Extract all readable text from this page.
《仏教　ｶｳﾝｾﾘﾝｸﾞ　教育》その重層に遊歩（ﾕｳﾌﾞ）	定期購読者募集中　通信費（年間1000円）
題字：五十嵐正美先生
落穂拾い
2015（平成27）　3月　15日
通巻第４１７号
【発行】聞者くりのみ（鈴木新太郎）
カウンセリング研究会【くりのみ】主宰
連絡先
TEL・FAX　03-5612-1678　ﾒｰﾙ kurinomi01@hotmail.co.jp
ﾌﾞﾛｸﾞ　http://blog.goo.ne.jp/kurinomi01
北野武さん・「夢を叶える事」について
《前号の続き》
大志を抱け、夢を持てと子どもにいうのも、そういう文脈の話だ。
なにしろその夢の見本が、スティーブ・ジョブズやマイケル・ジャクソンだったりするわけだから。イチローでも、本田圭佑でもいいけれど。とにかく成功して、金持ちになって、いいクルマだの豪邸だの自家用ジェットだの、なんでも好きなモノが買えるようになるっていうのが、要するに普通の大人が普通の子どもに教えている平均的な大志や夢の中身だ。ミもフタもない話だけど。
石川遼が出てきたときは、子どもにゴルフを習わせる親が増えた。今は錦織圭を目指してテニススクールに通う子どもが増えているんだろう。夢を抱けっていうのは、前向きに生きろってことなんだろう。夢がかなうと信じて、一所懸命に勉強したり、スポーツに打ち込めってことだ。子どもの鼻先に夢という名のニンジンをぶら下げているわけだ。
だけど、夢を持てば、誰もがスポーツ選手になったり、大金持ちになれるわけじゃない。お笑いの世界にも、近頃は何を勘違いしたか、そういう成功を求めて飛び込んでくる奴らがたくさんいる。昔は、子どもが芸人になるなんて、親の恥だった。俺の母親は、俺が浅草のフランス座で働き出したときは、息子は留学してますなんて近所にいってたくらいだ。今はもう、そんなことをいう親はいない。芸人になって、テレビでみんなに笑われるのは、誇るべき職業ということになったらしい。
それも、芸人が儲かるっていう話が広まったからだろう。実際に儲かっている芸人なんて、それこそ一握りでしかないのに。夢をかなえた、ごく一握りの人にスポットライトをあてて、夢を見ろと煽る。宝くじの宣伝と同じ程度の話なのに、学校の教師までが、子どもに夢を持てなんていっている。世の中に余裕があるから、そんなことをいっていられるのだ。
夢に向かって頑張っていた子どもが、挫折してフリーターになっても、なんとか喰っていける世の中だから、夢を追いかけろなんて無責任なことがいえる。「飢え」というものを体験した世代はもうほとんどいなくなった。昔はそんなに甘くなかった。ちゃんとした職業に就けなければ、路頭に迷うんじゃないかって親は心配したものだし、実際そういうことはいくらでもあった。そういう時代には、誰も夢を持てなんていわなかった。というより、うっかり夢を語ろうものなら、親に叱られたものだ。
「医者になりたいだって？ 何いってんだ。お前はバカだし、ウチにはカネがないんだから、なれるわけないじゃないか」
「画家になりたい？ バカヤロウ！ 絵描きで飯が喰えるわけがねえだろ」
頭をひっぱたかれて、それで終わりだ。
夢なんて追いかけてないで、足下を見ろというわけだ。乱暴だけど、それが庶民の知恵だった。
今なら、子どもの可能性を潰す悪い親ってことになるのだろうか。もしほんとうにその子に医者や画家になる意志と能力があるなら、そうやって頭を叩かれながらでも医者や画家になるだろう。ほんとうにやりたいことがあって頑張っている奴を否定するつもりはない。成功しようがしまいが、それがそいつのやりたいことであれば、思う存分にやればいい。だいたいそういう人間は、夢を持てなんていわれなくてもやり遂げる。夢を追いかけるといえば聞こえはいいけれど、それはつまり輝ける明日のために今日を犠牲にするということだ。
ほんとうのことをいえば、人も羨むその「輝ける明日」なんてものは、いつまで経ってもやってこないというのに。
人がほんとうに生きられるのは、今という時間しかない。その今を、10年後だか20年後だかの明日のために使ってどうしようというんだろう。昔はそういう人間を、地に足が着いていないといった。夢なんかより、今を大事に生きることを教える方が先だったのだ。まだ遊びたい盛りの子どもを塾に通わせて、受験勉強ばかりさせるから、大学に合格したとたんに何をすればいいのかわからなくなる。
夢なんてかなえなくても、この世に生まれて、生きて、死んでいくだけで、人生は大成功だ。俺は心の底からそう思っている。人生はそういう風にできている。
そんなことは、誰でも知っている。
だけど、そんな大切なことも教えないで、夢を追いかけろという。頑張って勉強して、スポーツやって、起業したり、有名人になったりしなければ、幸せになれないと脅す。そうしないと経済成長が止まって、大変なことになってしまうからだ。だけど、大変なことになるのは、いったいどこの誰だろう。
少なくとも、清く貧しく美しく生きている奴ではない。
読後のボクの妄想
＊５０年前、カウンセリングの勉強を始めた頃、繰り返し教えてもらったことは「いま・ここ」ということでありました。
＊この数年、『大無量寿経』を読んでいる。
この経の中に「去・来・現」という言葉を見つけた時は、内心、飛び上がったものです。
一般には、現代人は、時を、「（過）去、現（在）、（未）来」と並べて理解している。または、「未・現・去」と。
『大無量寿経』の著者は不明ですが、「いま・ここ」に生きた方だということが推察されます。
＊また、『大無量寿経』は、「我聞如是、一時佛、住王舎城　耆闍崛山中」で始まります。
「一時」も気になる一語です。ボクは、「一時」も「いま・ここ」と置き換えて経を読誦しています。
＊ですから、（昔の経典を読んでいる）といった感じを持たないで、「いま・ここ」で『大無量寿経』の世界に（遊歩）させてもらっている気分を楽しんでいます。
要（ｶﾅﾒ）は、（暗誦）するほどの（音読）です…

--- --- ---

* [Written problem] Repeat the records exactly, including every line.

* [Written solution]
Extract all readable text from this page.
《仏教　ｶｳﾝｾﾘﾝｸﾞ　教育》その重層に遊歩（ﾕｳﾌﾞ）	定期購読者募集中　通信費（年間1000円）
題字：五十嵐正美先生
落穂拾い
2015（平成27）　3月　15日
通巻第４１７号
【発行】聞者くりのみ（鈴木新太郎）
カウンセリング研究会【くりのみ】主宰
連絡先
TEL・FAX　03-5612-1678　ﾒｰﾙ kurinomi01@hotmail.co.jp
ﾌﾞﾛｸﾞ　http://blog.goo.ne.jp/kurinomi01
北野武さん・「夢を叶える事」について
《前号の続き》
大志を抱け、夢を持てと子どもにいうのも、そういう文脈の話だ。
なにしろその夢の見本が、スティーブ・ジョブズやマイケル・ジャクソンだったりするわけだから。イチローでも、本田圭佑でもいいけれど。とにかく成功して、金持ちになって、いいクルマだの豪邸だの自家用ジェットだの、なんでも好きなモノが買えるようになるっていうのが、要するに普通の大人が普通の子どもに教えている平均的な大志や夢の中身だ。ミもフタもない話だけど。
石川遼が出てきたときは、子どもにゴルフを習わせる親が増えた。今は錦織圭を目指してテニススクールに通う子どもが増えているんだろう。夢を抱けっていうのは、前向きに生きろってことなんだろう。夢がかなうと信じて、一所懸命に勉強したり、スポーツに打ち込めってことだ。子どもの鼻先に夢という名のニンジンをぶら下げているわけだ。
だけど、夢を持てば、誰もがスポーツ選手になったり、大金持ちになれるわけじゃない。お笑いの世界にも、近頃は何を勘違いしたか、そういう成功を求めて飛び込んでくる奴らがたくさんいる。昔は、子どもが芸人になるなんて、親の恥だった。俺の母親は、俺が浅草のフランス座で働き出したときは、息子は留学してますなんて近所にいってたくらいだ。今はもう、そんなことをいう親はいない。芸人になって、テレビでみんなに笑われるのは、誇るべき職業ということになったらしい。
それも、芸人が儲かるっていう話が広まったからだろう。実際に儲かっている芸人なんて、それこそ一握りでしかないのに。夢をかなえた、ごく一握りの人にスポットライトをあてて、夢を見ろと煽る。宝くじの宣伝と同じ程度の話なのに、学校の教師までが、子どもに夢を持てなんていっている。世の中に余裕があるから、そんなことをいっていられるのだ。
夢に向かって頑張っていた子どもが、挫折してフリーターになっても、なんとか喰っていける世の中だから、夢を追いかけろなんて無責任なことがいえる。「飢え」というものを体験した世代はもうほとんどいなくなった。昔はそんなに甘くなかった。ちゃんとした職業に就けなければ、路頭に迷うんじゃないかって親は心配したものだし、実際そういうことはいくらでもあった。そういう時代には、誰も夢を持てなんていわなかった。というより、うっかり夢を語ろうものなら、親に叱られたものだ。
「医者になりたいだって？ 何いってんだ。お前はバカだし、ウチにはカネがないんだから、なれるわけないじゃないか」
「画家になりたい？ バカヤロウ！ 絵描きで飯が喰えるわけがねえだろ」
頭をひっぱたかれて、それで終わりだ。
夢なんて追いかけてないで、足下を見ろというわけだ。乱暴だけど、それが庶民の知恵だった。
今なら、子どもの可能性を潰す悪い親ってことになるのだろうか。もしほんとうにその子に医者や画家になる意志と能力があるなら、そうやって頭を叩かれながらでも医者や画家になるだろう。ほんとうにやりたいことがあって頑張っている奴を否定するつもりはない。成功しようがしまいが、それがそいつのやりたいことであれば、思う存分にやればいい。だいたいそういう人間は、夢を持てなんていわれなくてもやり遂げる。夢を追いかけるといえば聞こえはいいけれど、それはつまり輝ける明日のために今日を犠牲にするということだ。
ほんとうのことをいえば、人も羨むその「輝ける明日」なんてものは、いつまで経ってもやってこないというのに。
人がほんとうに生きられるのは、今という時間しかない。その今を、10年後だか20年後だかの明日のために使ってどうしようというんだろう。昔はそういう人間を、地に足が着いていないといった。夢なんかより、今を大事に生きることを教える方が先だったのだ。まだ遊びたい盛りの子どもを塾に通わせて、受験勉強ばかりさせるから、大学に合格したとたんに何をすればいいのかわからなくなる。
夢なんてかなえなくても、この世に生まれて、生きて、死んでいくだけで、人生は大成功だ。俺は心の底からそう思っている。人生はそういう風にできている。
そんなことは、誰でも知っている。
だけど、そんな大切なことも教えないで、夢を追いかけろという。頑張って勉強して、スポーツやって、起業したり、有名人になったりしなければ、幸せになれないと脅す。そうしないと経済成長が止まって、大変なことになってしまうからだ。だけど、大変なことになるのは、いったいどこの誰だろう。
少なくとも、清く貧しく美しく生きている奴ではない。
読後のボクの妄想
＊５０年前、カウンセリングの勉強を始めた頃、繰り返し教えてもらったことは「いま・ここ」ということでありました。
＊この数年、『大無量寿経』を読んでいる。
この経の中に「去・来・現」という言葉を見つけた時は、内心、飛び上がったものです。
一般には、現代人は、時を、「（過）去、現（在）、（未）来」と並べて理解している。または、「未・現・去」と。
『大無量寿経』の著者は不明ですが、「いま・ここ」に生きた方だということが推察されます。
＊また、『大無量寿経』は、「我聞如是、一時佛、住王舎城　耆闍崛山中」で始まります。
「一時」も気になる一語です。ボクは、「一時」も「いま・ここ」と置き換えて経を読誦しています。
＊ですから、（昔の経典を読んでいる）といった感じを持たないで、「いま・ここ」で『大無量寿経』の世界に（遊歩）させてもらっている気分を楽しんでいます。
要（ｶﾅﾒ）は、（暗誦）するほどの（音読）です…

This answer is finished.